→ Task prompt: Below is some material; set it all down exactly, apart from the pictures.
──────── Records provided
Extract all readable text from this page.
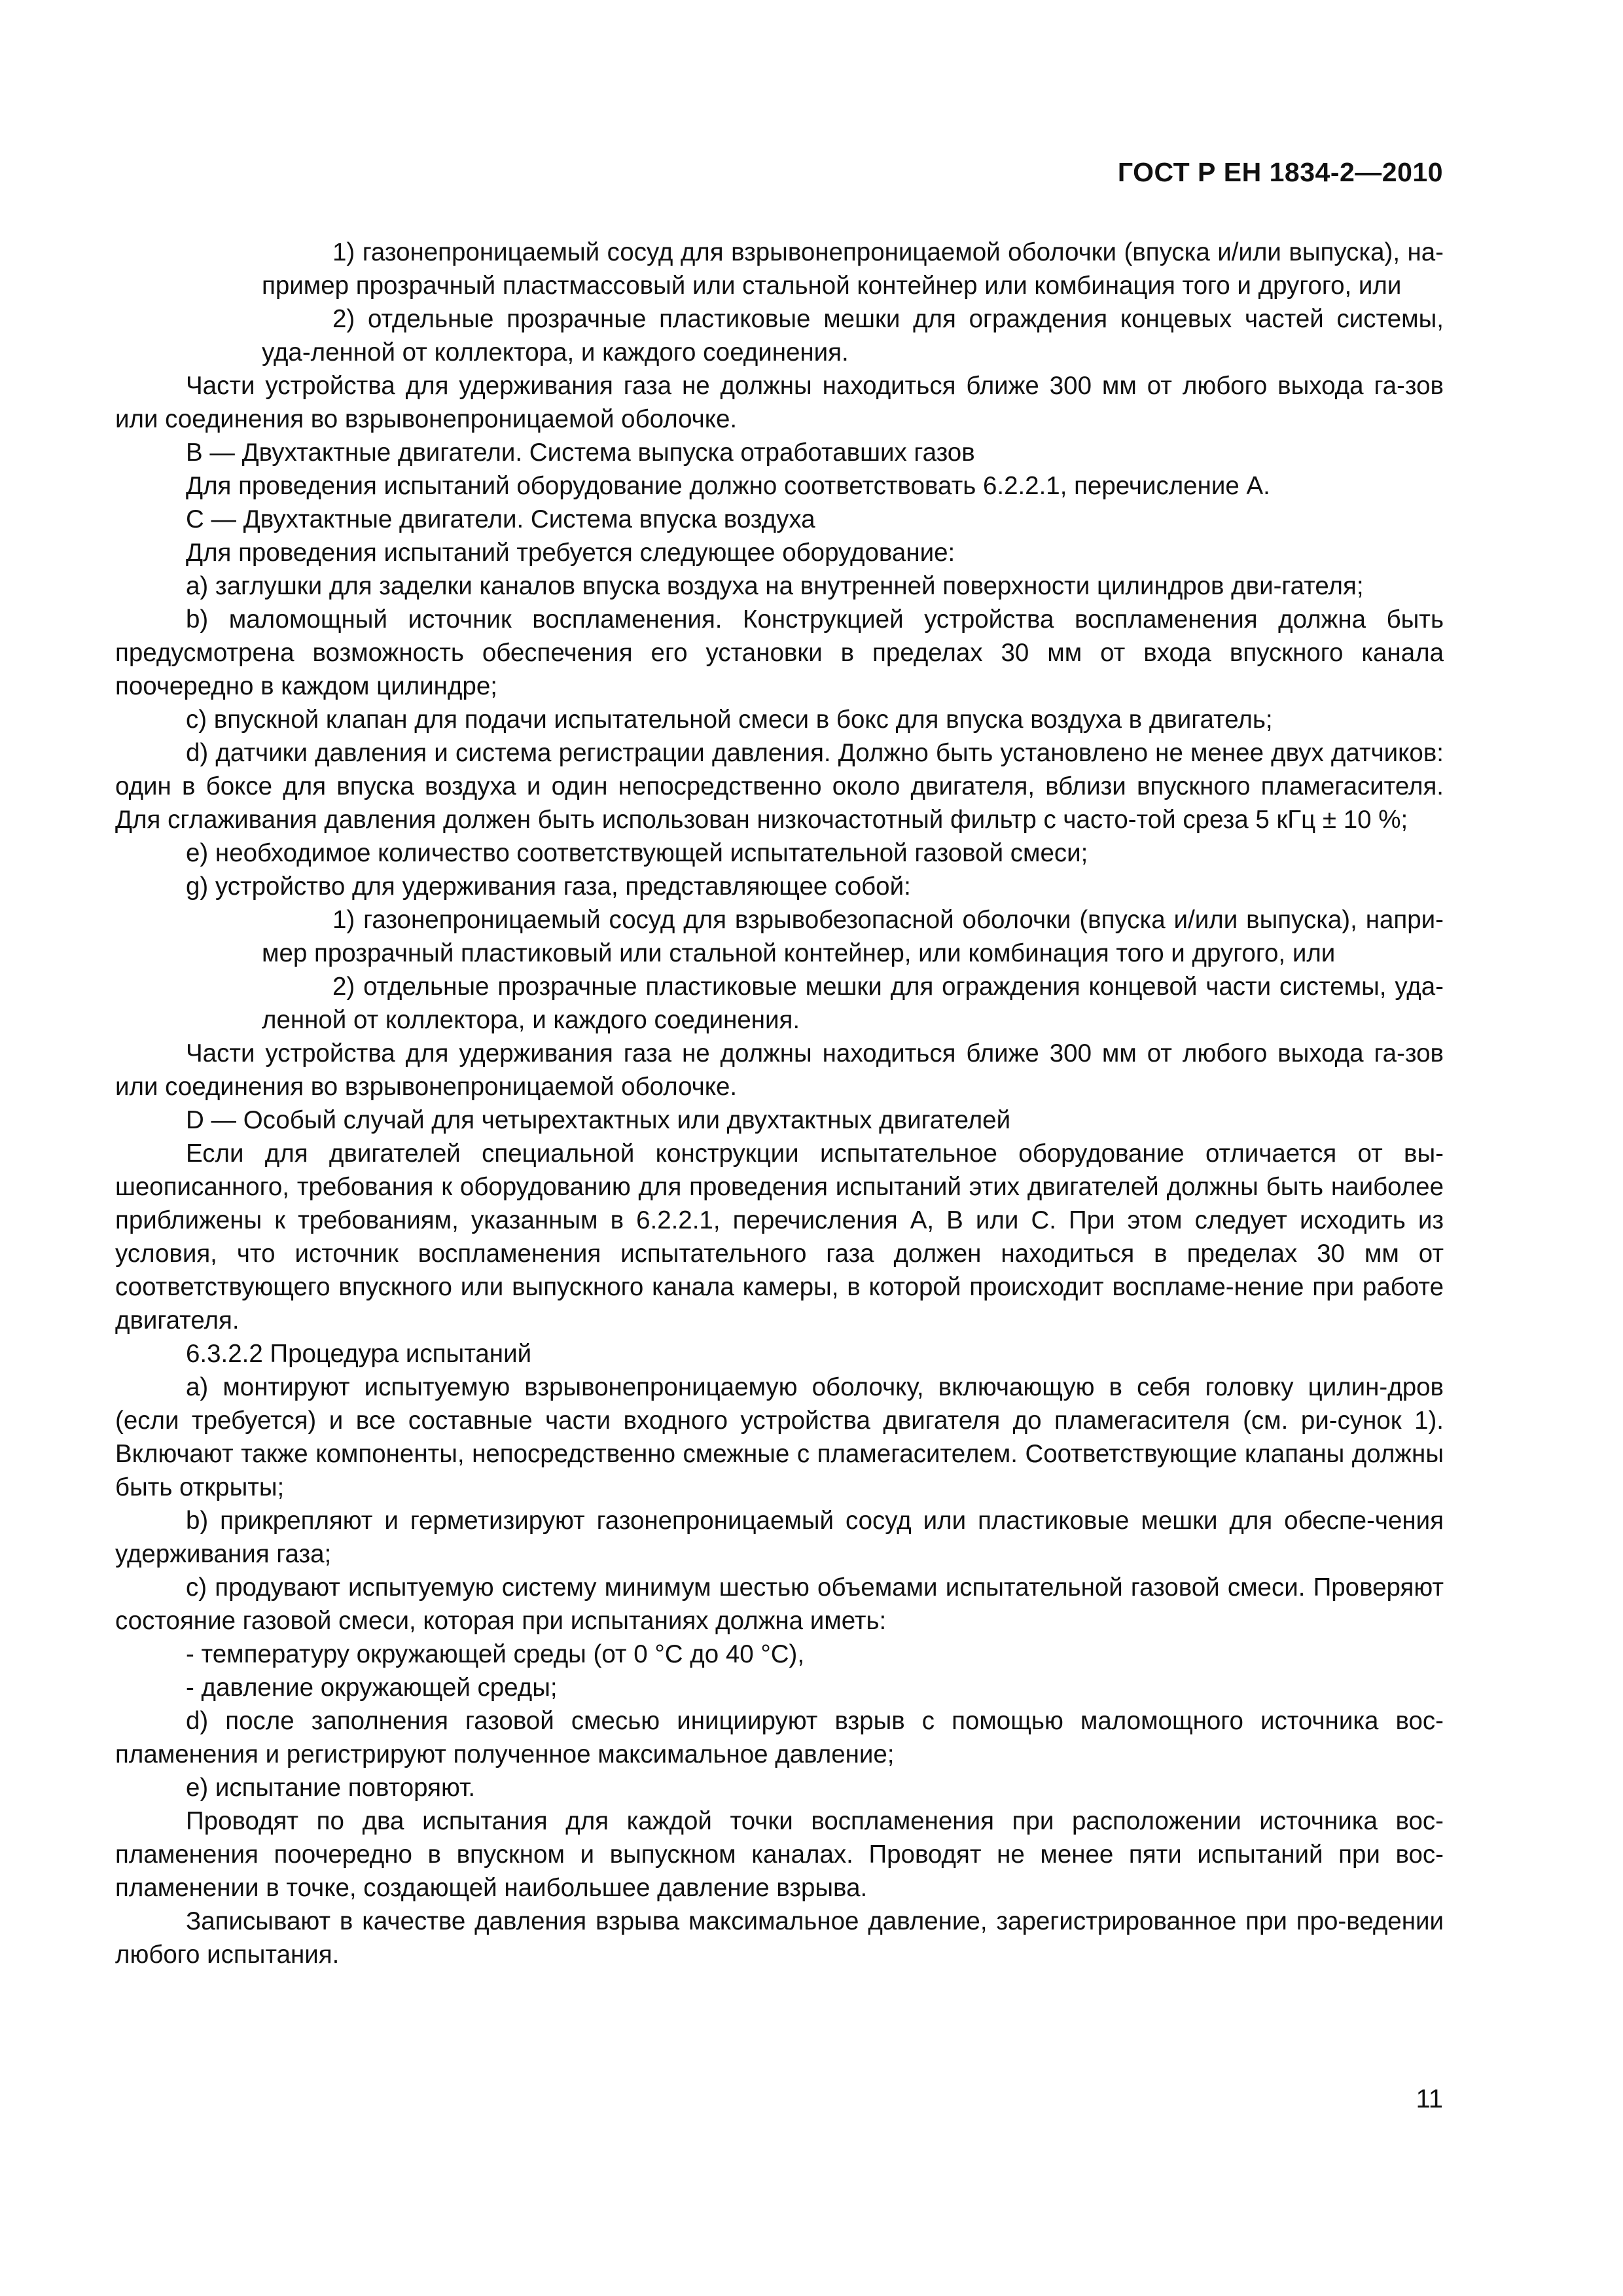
ГОСТ Р ЕН 1834-2—2010

1) газонепроницаемый сосуд для взрывонепроницаемой оболочки (впуска и/или выпуска), на-пример прозрачный пластмассовый или стальной контейнер или комбинация того и другого, или

2) отдельные прозрачные пластиковые мешки для ограждения концевых частей системы, уда-ленной от коллектора, и каждого соединения.

Части устройства для удерживания газа не должны находиться ближе 300 мм от любого выхода га-зов или соединения во взрывонепроницаемой оболочке.

B — Двухтактные двигатели. Система выпуска отработавших газов

Для проведения испытаний оборудование должно соответствовать 6.2.2.1, перечисление А.

C — Двухтактные двигатели. Система впуска воздуха

Для проведения испытаний требуется следующее оборудование:

a) заглушки для заделки каналов впуска воздуха на внутренней поверхности цилиндров дви-гателя;

b) маломощный источник воспламенения. Конструкцией устройства воспламенения должна быть предусмотрена возможность обеспечения его установки в пределах 30 мм от входа впускного канала поочередно в каждом цилиндре;

c) впускной клапан для подачи испытательной смеси в бокс для впуска воздуха в двигатель;

d) датчики давления и система регистрации давления. Должно быть установлено не менее двух датчиков: один в боксе для впуска воздуха и один непосредственно около двигателя, вблизи впускного пламегасителя. Для сглаживания давления должен быть использован низкочастотный фильтр с часто-той среза 5 кГц ± 10 %;

e) необходимое количество соответствующей испытательной газовой смеси;

g) устройство для удерживания газа, представляющее собой:

1) газонепроницаемый сосуд для взрывобезопасной оболочки (впуска и/или выпуска), напри-мер прозрачный пластиковый или стальной контейнер, или комбинация того и другого, или

2) отдельные прозрачные пластиковые мешки для ограждения концевой части системы, уда-ленной от коллектора, и каждого соединения.

Части устройства для удерживания газа не должны находиться ближе 300 мм от любого выхода га-зов или соединения во взрывонепроницаемой оболочке.

D — Особый случай для четырехтактных или двухтактных двигателей

Если для двигателей специальной конструкции испытательное оборудование отличается от вы-шеописанного, требования к оборудованию для проведения испытаний этих двигателей должны быть наиболее приближены к требованиям, указанным в 6.2.2.1, перечисления А, B или C. При этом следует исходить из условия, что источник воспламенения испытательного газа должен находиться в пределах 30 мм от соответствующего впускного или выпускного канала камеры, в которой происходит воспламе-нение при работе двигателя.

6.3.2.2 Процедура испытаний

a) монтируют испытуемую взрывонепроницаемую оболочку, включающую в себя головку цилин-дров (если требуется) и все составные части входного устройства двигателя до пламегасителя (см. ри-сунок 1). Включают также компоненты, непосредственно смежные с пламегасителем. Соответствующие клапаны должны быть открыты;

b) прикрепляют и герметизируют газонепроницаемый сосуд или пластиковые мешки для обеспе-чения удерживания газа;

c) продувают испытуемую систему минимум шестью объемами испытательной газовой смеси. Проверяют состояние газовой смеси, которая при испытаниях должна иметь:

- температуру окружающей среды (от 0 °C до 40 °C),

- давление окружающей среды;

d) после заполнения газовой смесью инициируют взрыв с помощью маломощного источника вос-пламенения и регистрируют полученное максимальное давление;

e) испытание повторяют.

Проводят по два испытания для каждой точки воспламенения при расположении источника вос-пламенения поочередно в впускном и выпускном каналах. Проводят не менее пяти испытаний при вос-пламенении в точке, создающей наибольшее давление взрыва.

Записывают в качестве давления взрыва максимальное давление, зарегистрированное при про-ведении любого испытания.

11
────────────────
→ Task answer:
Extract all readable text from this page.
ГОСТ Р ЕН 1834-2—2010

1) газонепроницаемый сосуд для взрывонепроницаемой оболочки (впуска и/или выпуска), на-пример прозрачный пластмассовый или стальной контейнер или комбинация того и другого, или

2) отдельные прозрачные пластиковые мешки для ограждения концевых частей системы, уда-ленной от коллектора, и каждого соединения.

Части устройства для удерживания газа не должны находиться ближе 300 мм от любого выхода га-зов или соединения во взрывонепроницаемой оболочке.

B — Двухтактные двигатели. Система выпуска отработавших газов

Для проведения испытаний оборудование должно соответствовать 6.2.2.1, перечисление А.

C — Двухтактные двигатели. Система впуска воздуха

Для проведения испытаний требуется следующее оборудование:

a) заглушки для заделки каналов впуска воздуха на внутренней поверхности цилиндров дви-гателя;

b) маломощный источник воспламенения. Конструкцией устройства воспламенения должна быть предусмотрена возможность обеспечения его установки в пределах 30 мм от входа впускного канала поочередно в каждом цилиндре;

c) впускной клапан для подачи испытательной смеси в бокс для впуска воздуха в двигатель;

d) датчики давления и система регистрации давления. Должно быть установлено не менее двух датчиков: один в боксе для впуска воздуха и один непосредственно около двигателя, вблизи впускного пламегасителя. Для сглаживания давления должен быть использован низкочастотный фильтр с часто-той среза 5 кГц ± 10 %;

e) необходимое количество соответствующей испытательной газовой смеси;

g) устройство для удерживания газа, представляющее собой:

1) газонепроницаемый сосуд для взрывобезопасной оболочки (впуска и/или выпуска), напри-мер прозрачный пластиковый или стальной контейнер, или комбинация того и другого, или

2) отдельные прозрачные пластиковые мешки для ограждения концевой части системы, уда-ленной от коллектора, и каждого соединения.

Части устройства для удерживания газа не должны находиться ближе 300 мм от любого выхода га-зов или соединения во взрывонепроницаемой оболочке.

D — Особый случай для четырехтактных или двухтактных двигателей

Если для двигателей специальной конструкции испытательное оборудование отличается от вы-шеописанного, требования к оборудованию для проведения испытаний этих двигателей должны быть наиболее приближены к требованиям, указанным в 6.2.2.1, перечисления А, B или C. При этом следует исходить из условия, что источник воспламенения испытательного газа должен находиться в пределах 30 мм от соответствующего впускного или выпускного канала камеры, в которой происходит воспламе-нение при работе двигателя.

6.3.2.2 Процедура испытаний

a) монтируют испытуемую взрывонепроницаемую оболочку, включающую в себя головку цилин-дров (если требуется) и все составные части входного устройства двигателя до пламегасителя (см. ри-сунок 1). Включают также компоненты, непосредственно смежные с пламегасителем. Соответствующие клапаны должны быть открыты;

b) прикрепляют и герметизируют газонепроницаемый сосуд или пластиковые мешки для обеспе-чения удерживания газа;

c) продувают испытуемую систему минимум шестью объемами испытательной газовой смеси. Проверяют состояние газовой смеси, которая при испытаниях должна иметь:

- температуру окружающей среды (от 0 °C до 40 °C),

- давление окружающей среды;

d) после заполнения газовой смесью инициируют взрыв с помощью маломощного источника вос-пламенения и регистрируют полученное максимальное давление;

e) испытание повторяют.

Проводят по два испытания для каждой точки воспламенения при расположении источника вос-пламенения поочередно в впускном и выпускном каналах. Проводят не менее пяти испытаний при вос-пламенении в точке, создающей наибольшее давление взрыва.

Записывают в качестве давления взрыва максимальное давление, зарегистрированное при про-ведении любого испытания.

11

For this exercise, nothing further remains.